▶
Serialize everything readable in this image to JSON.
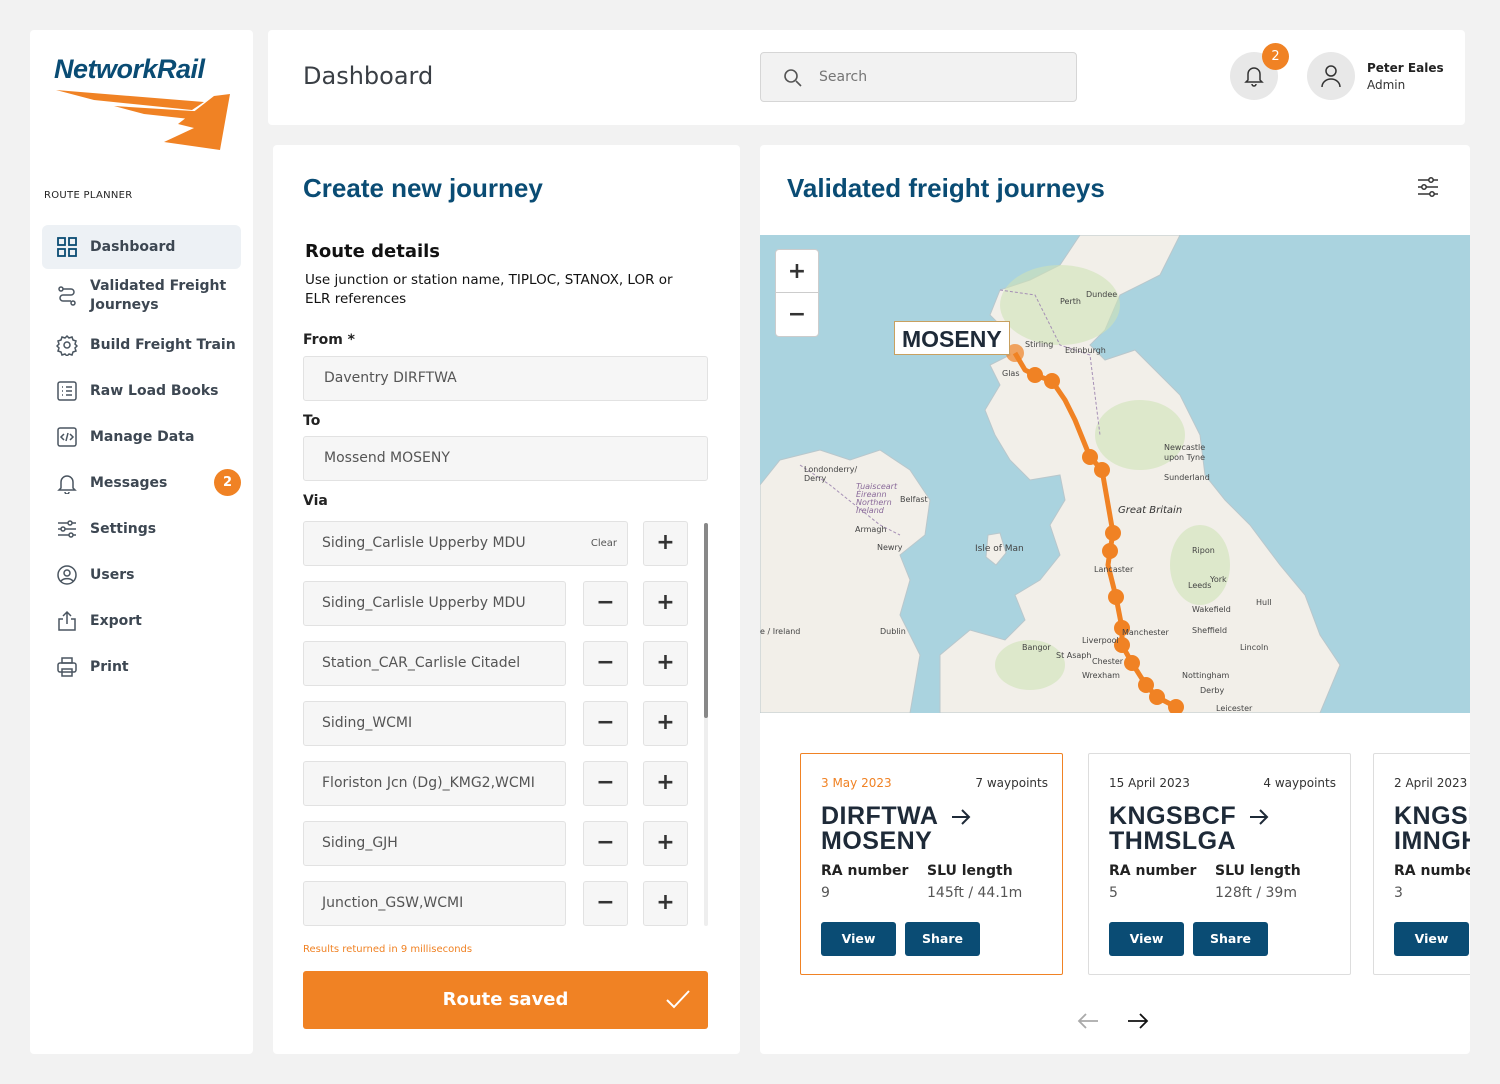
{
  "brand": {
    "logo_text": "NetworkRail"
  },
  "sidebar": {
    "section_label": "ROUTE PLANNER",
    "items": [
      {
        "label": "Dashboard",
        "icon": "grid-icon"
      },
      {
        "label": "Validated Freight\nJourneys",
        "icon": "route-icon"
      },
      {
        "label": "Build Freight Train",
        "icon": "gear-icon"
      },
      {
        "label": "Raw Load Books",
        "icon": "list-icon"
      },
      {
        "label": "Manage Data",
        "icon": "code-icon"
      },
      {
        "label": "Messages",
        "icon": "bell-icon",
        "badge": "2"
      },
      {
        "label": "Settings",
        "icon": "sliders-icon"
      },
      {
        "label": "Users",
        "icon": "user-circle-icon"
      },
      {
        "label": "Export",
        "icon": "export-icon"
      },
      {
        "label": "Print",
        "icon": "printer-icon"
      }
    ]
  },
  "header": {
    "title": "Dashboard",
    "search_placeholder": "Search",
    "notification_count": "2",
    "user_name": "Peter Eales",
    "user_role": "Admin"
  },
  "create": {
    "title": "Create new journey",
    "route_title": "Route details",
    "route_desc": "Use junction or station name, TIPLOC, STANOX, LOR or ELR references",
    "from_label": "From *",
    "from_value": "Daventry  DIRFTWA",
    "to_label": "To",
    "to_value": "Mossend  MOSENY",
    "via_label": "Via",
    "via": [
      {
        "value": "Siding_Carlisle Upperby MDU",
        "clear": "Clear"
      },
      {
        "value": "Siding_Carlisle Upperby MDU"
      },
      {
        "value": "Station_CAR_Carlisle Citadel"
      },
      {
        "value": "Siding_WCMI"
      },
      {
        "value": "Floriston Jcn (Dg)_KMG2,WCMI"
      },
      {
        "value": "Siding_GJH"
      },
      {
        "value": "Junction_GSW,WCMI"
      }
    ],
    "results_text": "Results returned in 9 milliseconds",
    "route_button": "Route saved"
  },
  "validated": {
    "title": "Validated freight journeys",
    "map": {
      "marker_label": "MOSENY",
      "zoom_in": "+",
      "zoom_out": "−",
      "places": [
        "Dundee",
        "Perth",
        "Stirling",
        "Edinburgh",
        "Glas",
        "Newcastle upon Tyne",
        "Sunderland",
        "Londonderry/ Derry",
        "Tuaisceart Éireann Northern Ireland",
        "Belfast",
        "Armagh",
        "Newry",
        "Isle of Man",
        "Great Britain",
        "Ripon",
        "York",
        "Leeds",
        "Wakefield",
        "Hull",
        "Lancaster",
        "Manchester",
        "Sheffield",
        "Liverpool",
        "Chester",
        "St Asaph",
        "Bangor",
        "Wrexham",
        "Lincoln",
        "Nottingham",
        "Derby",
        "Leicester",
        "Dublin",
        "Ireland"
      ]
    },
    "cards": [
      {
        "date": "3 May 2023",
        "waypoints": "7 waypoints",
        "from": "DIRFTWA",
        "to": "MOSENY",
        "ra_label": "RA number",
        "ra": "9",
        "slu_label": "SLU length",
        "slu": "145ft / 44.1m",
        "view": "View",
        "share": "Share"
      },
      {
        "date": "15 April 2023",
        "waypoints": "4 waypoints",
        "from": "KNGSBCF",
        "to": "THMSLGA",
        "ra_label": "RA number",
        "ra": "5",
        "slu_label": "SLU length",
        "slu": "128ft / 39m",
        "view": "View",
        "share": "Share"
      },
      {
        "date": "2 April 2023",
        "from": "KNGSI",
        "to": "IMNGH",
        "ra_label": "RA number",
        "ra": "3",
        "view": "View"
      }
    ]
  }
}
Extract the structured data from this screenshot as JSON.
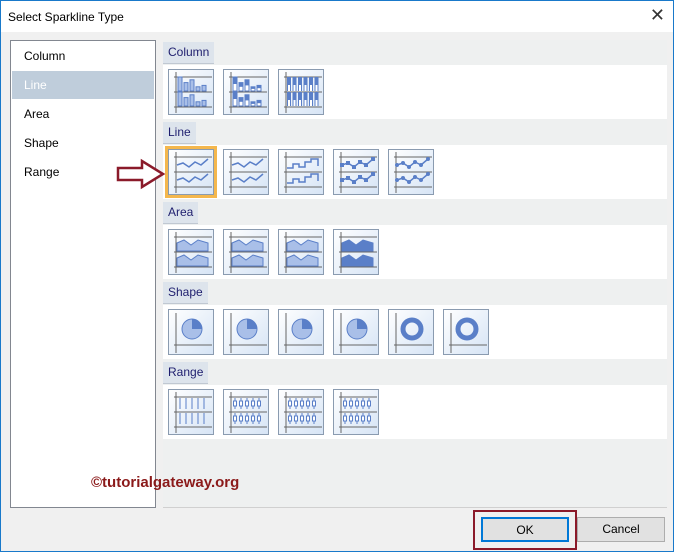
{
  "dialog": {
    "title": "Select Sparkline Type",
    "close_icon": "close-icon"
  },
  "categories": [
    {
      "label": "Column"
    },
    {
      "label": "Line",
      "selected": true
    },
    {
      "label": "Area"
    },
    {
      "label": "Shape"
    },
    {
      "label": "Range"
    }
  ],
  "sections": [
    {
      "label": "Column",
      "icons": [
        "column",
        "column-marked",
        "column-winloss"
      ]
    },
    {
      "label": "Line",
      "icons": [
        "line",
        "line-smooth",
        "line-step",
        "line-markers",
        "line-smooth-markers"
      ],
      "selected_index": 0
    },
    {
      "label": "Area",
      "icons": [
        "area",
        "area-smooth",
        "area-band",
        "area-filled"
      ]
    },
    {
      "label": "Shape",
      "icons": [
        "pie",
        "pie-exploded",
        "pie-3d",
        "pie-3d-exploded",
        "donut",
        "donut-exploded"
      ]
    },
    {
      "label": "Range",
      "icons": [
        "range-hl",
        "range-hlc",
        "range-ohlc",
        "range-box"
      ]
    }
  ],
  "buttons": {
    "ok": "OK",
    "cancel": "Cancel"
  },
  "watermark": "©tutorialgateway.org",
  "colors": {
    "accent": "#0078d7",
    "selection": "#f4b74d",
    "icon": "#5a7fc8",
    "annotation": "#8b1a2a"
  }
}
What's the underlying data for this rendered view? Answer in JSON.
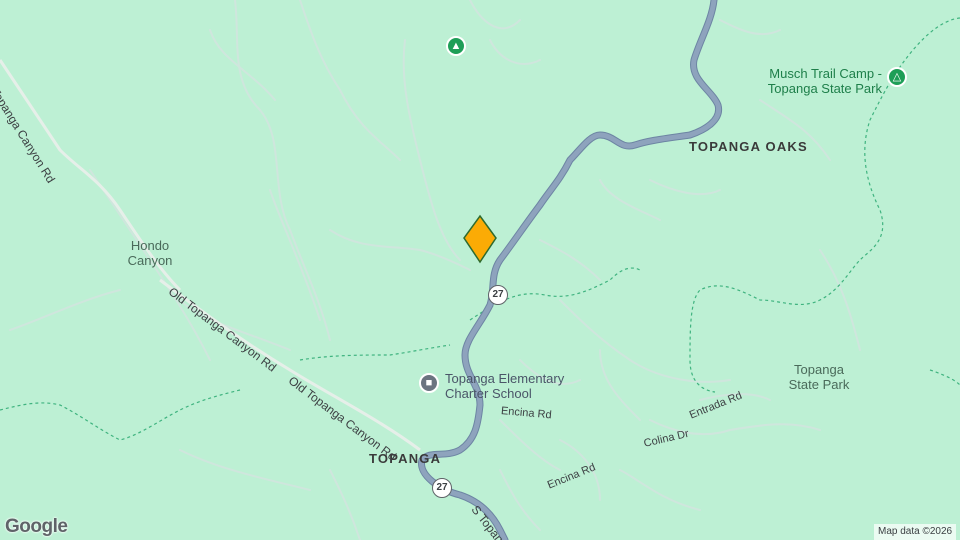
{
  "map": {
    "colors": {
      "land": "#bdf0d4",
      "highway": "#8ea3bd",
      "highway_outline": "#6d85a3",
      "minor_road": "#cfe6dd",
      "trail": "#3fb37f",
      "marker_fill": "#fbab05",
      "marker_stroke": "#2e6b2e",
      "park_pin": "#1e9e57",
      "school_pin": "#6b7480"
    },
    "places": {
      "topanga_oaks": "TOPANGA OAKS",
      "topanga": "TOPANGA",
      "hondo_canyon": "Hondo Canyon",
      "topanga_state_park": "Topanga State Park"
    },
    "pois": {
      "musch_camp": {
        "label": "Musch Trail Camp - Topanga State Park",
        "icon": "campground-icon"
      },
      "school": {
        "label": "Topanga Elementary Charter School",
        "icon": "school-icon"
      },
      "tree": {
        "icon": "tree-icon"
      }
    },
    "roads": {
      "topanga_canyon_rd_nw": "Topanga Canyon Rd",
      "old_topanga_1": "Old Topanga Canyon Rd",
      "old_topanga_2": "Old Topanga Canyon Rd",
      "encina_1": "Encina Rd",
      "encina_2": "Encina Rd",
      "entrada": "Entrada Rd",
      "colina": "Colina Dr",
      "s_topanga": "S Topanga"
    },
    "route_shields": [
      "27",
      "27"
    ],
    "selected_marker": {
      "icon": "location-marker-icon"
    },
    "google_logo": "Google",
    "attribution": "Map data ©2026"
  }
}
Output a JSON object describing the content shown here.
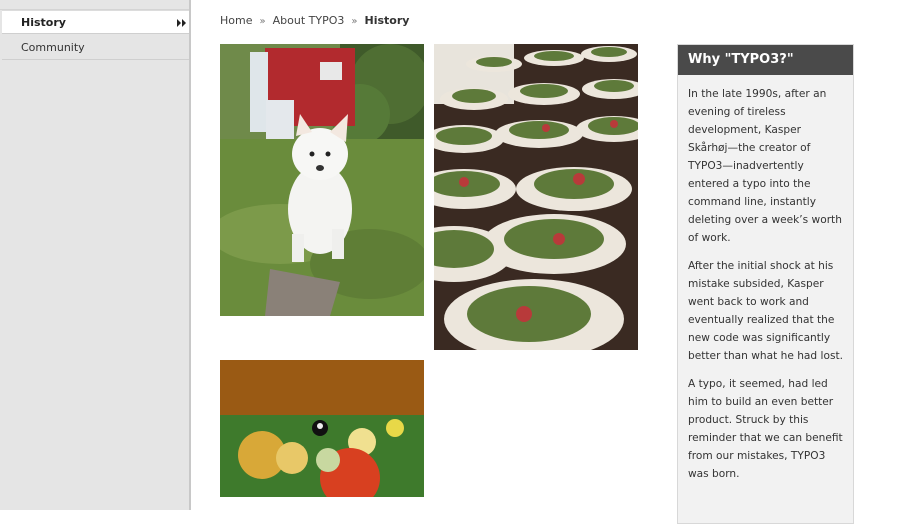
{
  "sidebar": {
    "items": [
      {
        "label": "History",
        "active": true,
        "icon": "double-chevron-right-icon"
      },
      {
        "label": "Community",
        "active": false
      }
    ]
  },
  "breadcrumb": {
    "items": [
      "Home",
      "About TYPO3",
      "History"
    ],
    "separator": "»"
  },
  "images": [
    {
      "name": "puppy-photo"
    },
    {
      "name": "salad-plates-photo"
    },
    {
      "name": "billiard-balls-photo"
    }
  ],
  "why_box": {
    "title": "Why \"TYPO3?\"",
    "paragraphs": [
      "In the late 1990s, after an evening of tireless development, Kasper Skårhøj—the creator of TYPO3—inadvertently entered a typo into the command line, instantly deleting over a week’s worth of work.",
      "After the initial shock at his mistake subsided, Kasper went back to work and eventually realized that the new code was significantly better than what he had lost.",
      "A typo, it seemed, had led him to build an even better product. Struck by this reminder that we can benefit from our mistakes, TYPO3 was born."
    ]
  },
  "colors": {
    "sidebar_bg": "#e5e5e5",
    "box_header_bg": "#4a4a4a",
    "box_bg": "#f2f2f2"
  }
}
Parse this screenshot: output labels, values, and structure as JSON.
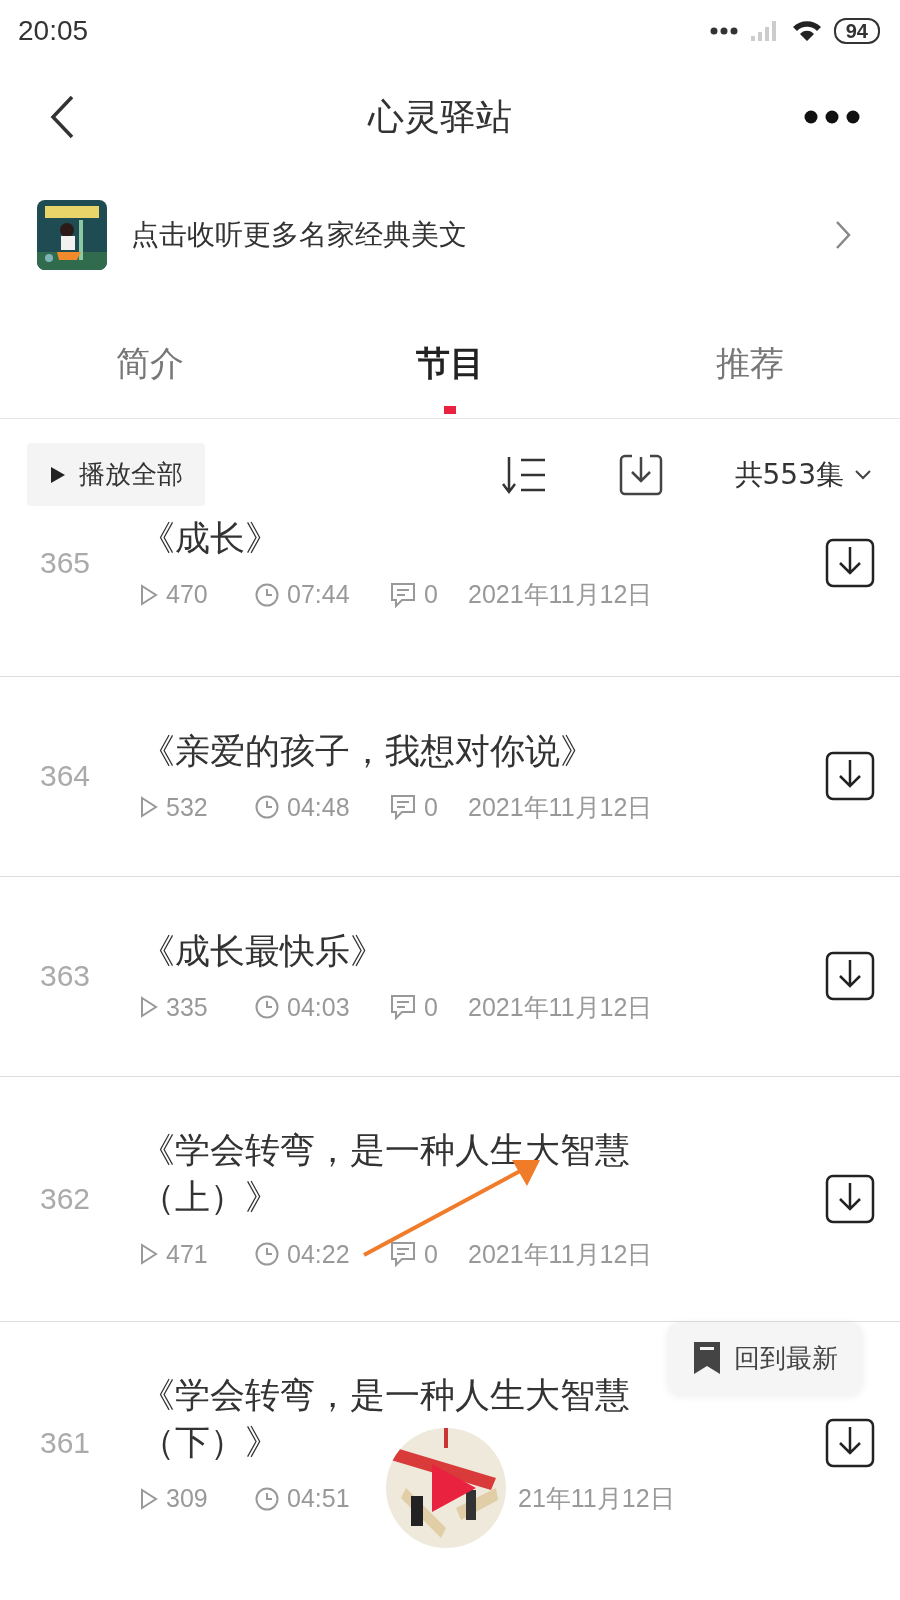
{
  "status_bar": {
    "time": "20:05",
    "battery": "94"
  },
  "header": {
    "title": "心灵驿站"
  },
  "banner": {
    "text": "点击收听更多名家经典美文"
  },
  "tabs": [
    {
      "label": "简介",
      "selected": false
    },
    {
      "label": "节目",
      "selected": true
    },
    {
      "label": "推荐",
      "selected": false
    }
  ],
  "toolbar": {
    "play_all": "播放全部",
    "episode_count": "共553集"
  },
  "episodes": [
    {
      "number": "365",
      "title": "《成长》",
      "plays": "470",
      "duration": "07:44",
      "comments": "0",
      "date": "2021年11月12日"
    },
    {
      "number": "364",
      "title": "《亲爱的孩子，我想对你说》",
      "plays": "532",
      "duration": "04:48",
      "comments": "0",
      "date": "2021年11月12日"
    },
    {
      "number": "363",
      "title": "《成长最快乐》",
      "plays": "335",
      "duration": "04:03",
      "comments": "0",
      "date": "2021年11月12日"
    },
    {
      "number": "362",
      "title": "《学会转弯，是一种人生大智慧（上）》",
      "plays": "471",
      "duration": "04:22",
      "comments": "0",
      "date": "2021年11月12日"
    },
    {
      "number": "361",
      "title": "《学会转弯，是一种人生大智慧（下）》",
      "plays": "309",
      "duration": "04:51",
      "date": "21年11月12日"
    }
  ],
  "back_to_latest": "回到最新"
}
◀
* _Prompt_: Lines of the material that contain the word "Encina" are to be gathered.

* _The result_:
      "encina_1": "Encina Rd",
      "encina_2": "Encina Rd",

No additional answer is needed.